# Instructions to follow:
Search the listing below for the word "from" and copy each line that holds it.

━━ Dataset records

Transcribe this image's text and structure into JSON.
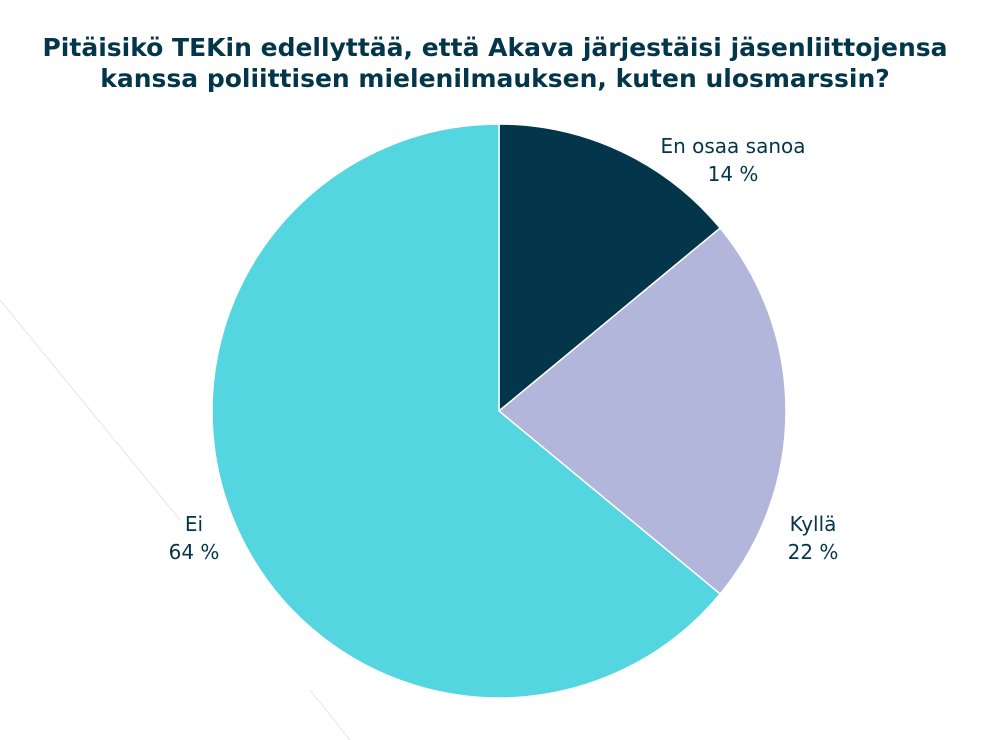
{
  "chart_data": {
    "type": "pie",
    "title_lines": [
      "Pitäisikö TEKin edellyttää, että Akava järjestäisi jäsenliittojensa",
      "kanssa poliittisen mielenilmauksen, kuten ulosmarssin?"
    ],
    "slices": [
      {
        "label": "En osaa sanoa",
        "value": 14,
        "value_label": "14 %",
        "color": "#03364a"
      },
      {
        "label": "Kyllä",
        "value": 22,
        "value_label": "22 %",
        "color": "#b1b6da"
      },
      {
        "label": "Ei",
        "value": 64,
        "value_label": "64 %",
        "color": "#54d6e0"
      }
    ],
    "legend": "none",
    "slice_border_color": "#ffffff"
  }
}
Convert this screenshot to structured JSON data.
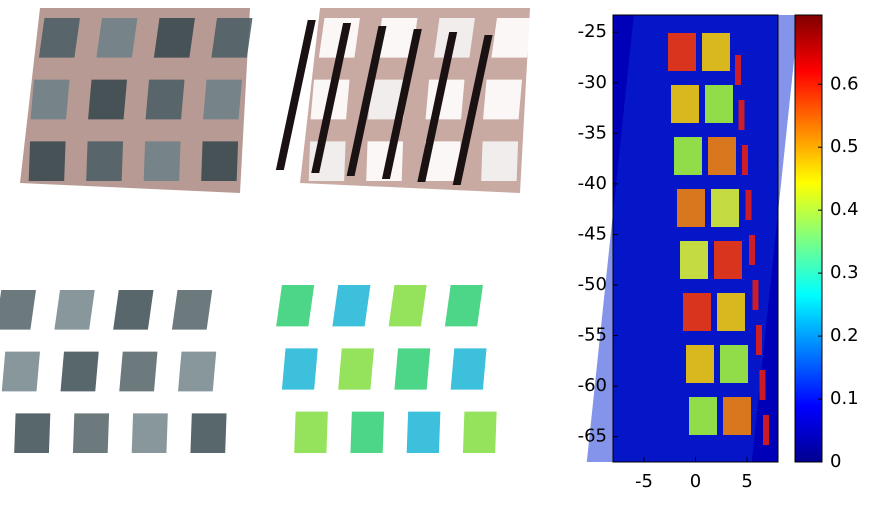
{
  "chart_data": {
    "type": "heatmap",
    "xlim": [
      -8,
      8
    ],
    "xticks": [
      -5,
      0,
      5
    ],
    "ylim": [
      -67.5,
      -23.3
    ],
    "yticks": [
      -25,
      -30,
      -35,
      -40,
      -45,
      -50,
      -55,
      -60,
      -65
    ],
    "clim": [
      0,
      0.71
    ],
    "cticks": [
      0,
      0.1,
      0.2,
      0.3,
      0.4,
      0.5,
      0.6
    ]
  }
}
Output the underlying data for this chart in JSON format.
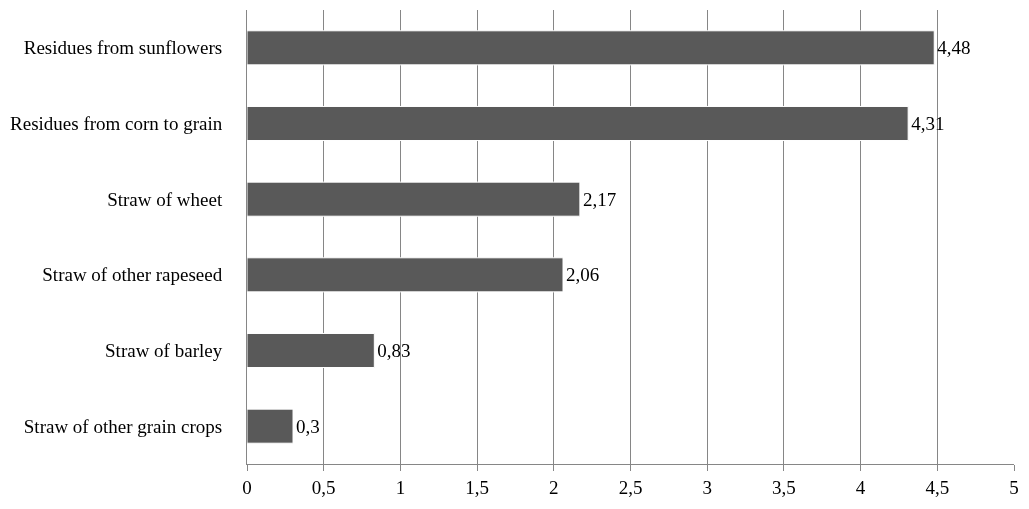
{
  "chart_data": {
    "type": "bar",
    "orientation": "horizontal",
    "categories": [
      "Residues from sunflowers",
      "Residues from corn to grain",
      "Straw of wheet",
      "Straw of other rapeseed",
      "Straw of barley",
      "Straw of other grain crops"
    ],
    "values": [
      4.48,
      4.31,
      2.17,
      2.06,
      0.83,
      0.3
    ],
    "value_labels": [
      "4,48",
      "4,31",
      "2,17",
      "2,06",
      "0,83",
      "0,3"
    ],
    "color": "#595959",
    "xlim": [
      0,
      5
    ],
    "xticks": [
      0,
      {
        "value": 0.5,
        "label": "0,5"
      },
      1,
      {
        "value": 1.5,
        "label": "1,5"
      },
      2,
      {
        "value": 2.5,
        "label": "2,5"
      },
      3,
      {
        "value": 3.5,
        "label": "3,5"
      },
      4,
      {
        "value": 4.5,
        "label": "4,5"
      },
      5
    ],
    "grid": "x"
  }
}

━━━━

# Solved exercise:
      "Residues from sunflowers",
      "Residues from corn to grain",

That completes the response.